## begin Provided entries

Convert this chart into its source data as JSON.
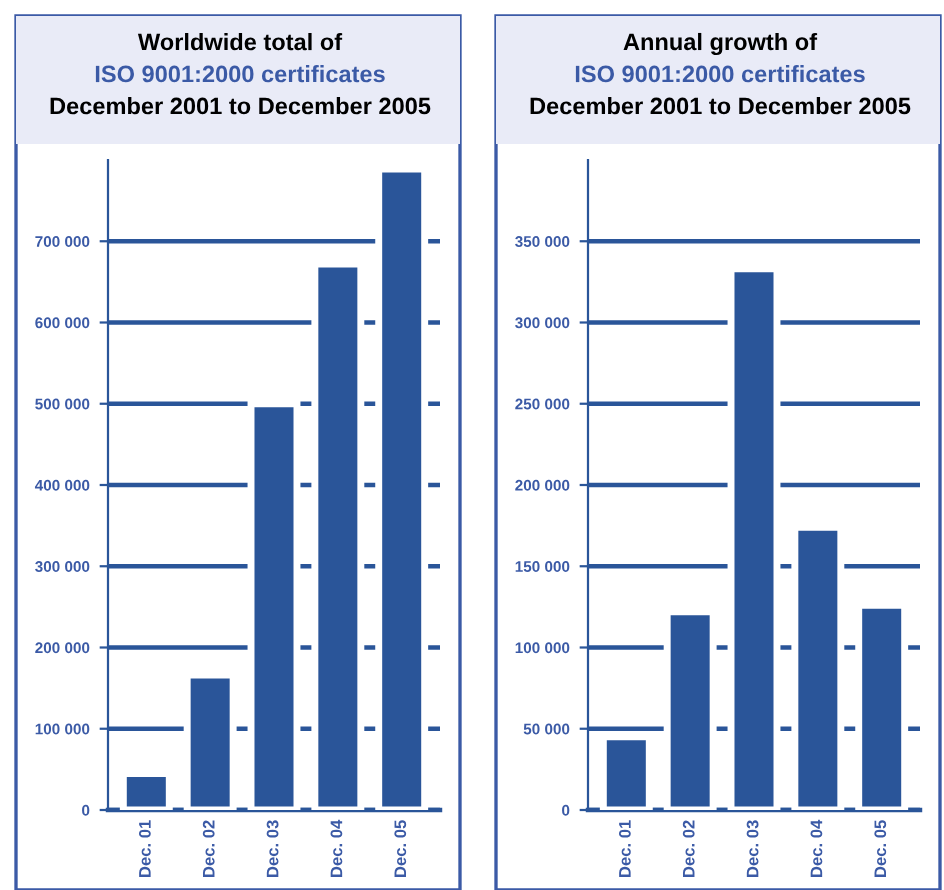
{
  "chart_data": [
    {
      "type": "bar",
      "title": "Worldwide total of\nISO 9001:2000 certificates\nDecember 2001 to December 2005",
      "categories": [
        "Dec. 01",
        "Dec. 02",
        "Dec. 03",
        "Dec. 04",
        "Dec. 05"
      ],
      "series": [
        {
          "color": "#2a5599",
          "values": [
            45000,
            166000,
            500000,
            672000,
            789000
          ]
        }
      ],
      "ylim": [
        0,
        800000
      ],
      "yticks": [
        0,
        {
          "value": 100000,
          "label": "100 000"
        },
        {
          "value": 200000,
          "label": "200 000"
        },
        {
          "value": 300000,
          "label": "300 000"
        },
        {
          "value": 400000,
          "label": "400 000"
        },
        {
          "value": 500000,
          "label": "500 000"
        },
        {
          "value": 600000,
          "label": "600 000"
        },
        {
          "value": 700000,
          "label": "700 000"
        }
      ],
      "grid": "y"
    },
    {
      "type": "bar",
      "title": "Annual growth of\nISO 9001:2000 certificates\nDecember 2001 to December 2005",
      "categories": [
        "Dec. 01",
        "Dec. 02",
        "Dec. 03",
        "Dec. 04",
        "Dec. 05"
      ],
      "series": [
        {
          "color": "#2a5599",
          "values": [
            45000,
            122000,
            333000,
            174000,
            126000
          ]
        }
      ],
      "ylim": [
        0,
        400000
      ],
      "yticks": [
        0,
        {
          "value": 50000,
          "label": "50 000"
        },
        {
          "value": 100000,
          "label": "100 000"
        },
        {
          "value": 150000,
          "label": "150 000"
        },
        {
          "value": 200000,
          "label": "200 000"
        },
        {
          "value": 250000,
          "label": "250 000"
        },
        {
          "value": 300000,
          "label": "300 000"
        },
        {
          "value": 350000,
          "label": "350 000"
        }
      ],
      "grid": "y"
    }
  ]
}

## end Provided entries

### Written problem:
Each entry gets copied exactly; the pictures stay out.

### Solution for this problem:
Convert this chart into its source data as JSON.
{
  "chart_data": [
    {
      "type": "bar",
      "title": "Worldwide total of\nISO 9001:2000 certificates\nDecember 2001 to December 2005",
      "categories": [
        "Dec. 01",
        "Dec. 02",
        "Dec. 03",
        "Dec. 04",
        "Dec. 05"
      ],
      "series": [
        {
          "color": "#2a5599",
          "values": [
            45000,
            166000,
            500000,
            672000,
            789000
          ]
        }
      ],
      "ylim": [
        0,
        800000
      ],
      "yticks": [
        0,
        {
          "value": 100000,
          "label": "100 000"
        },
        {
          "value": 200000,
          "label": "200 000"
        },
        {
          "value": 300000,
          "label": "300 000"
        },
        {
          "value": 400000,
          "label": "400 000"
        },
        {
          "value": 500000,
          "label": "500 000"
        },
        {
          "value": 600000,
          "label": "600 000"
        },
        {
          "value": 700000,
          "label": "700 000"
        }
      ],
      "grid": "y"
    },
    {
      "type": "bar",
      "title": "Annual growth of\nISO 9001:2000 certificates\nDecember 2001 to December 2005",
      "categories": [
        "Dec. 01",
        "Dec. 02",
        "Dec. 03",
        "Dec. 04",
        "Dec. 05"
      ],
      "series": [
        {
          "color": "#2a5599",
          "values": [
            45000,
            122000,
            333000,
            174000,
            126000
          ]
        }
      ],
      "ylim": [
        0,
        400000
      ],
      "yticks": [
        0,
        {
          "value": 50000,
          "label": "50 000"
        },
        {
          "value": 100000,
          "label": "100 000"
        },
        {
          "value": 150000,
          "label": "150 000"
        },
        {
          "value": 200000,
          "label": "200 000"
        },
        {
          "value": 250000,
          "label": "250 000"
        },
        {
          "value": 300000,
          "label": "300 000"
        },
        {
          "value": 350000,
          "label": "350 000"
        }
      ],
      "grid": "y"
    }
  ]
}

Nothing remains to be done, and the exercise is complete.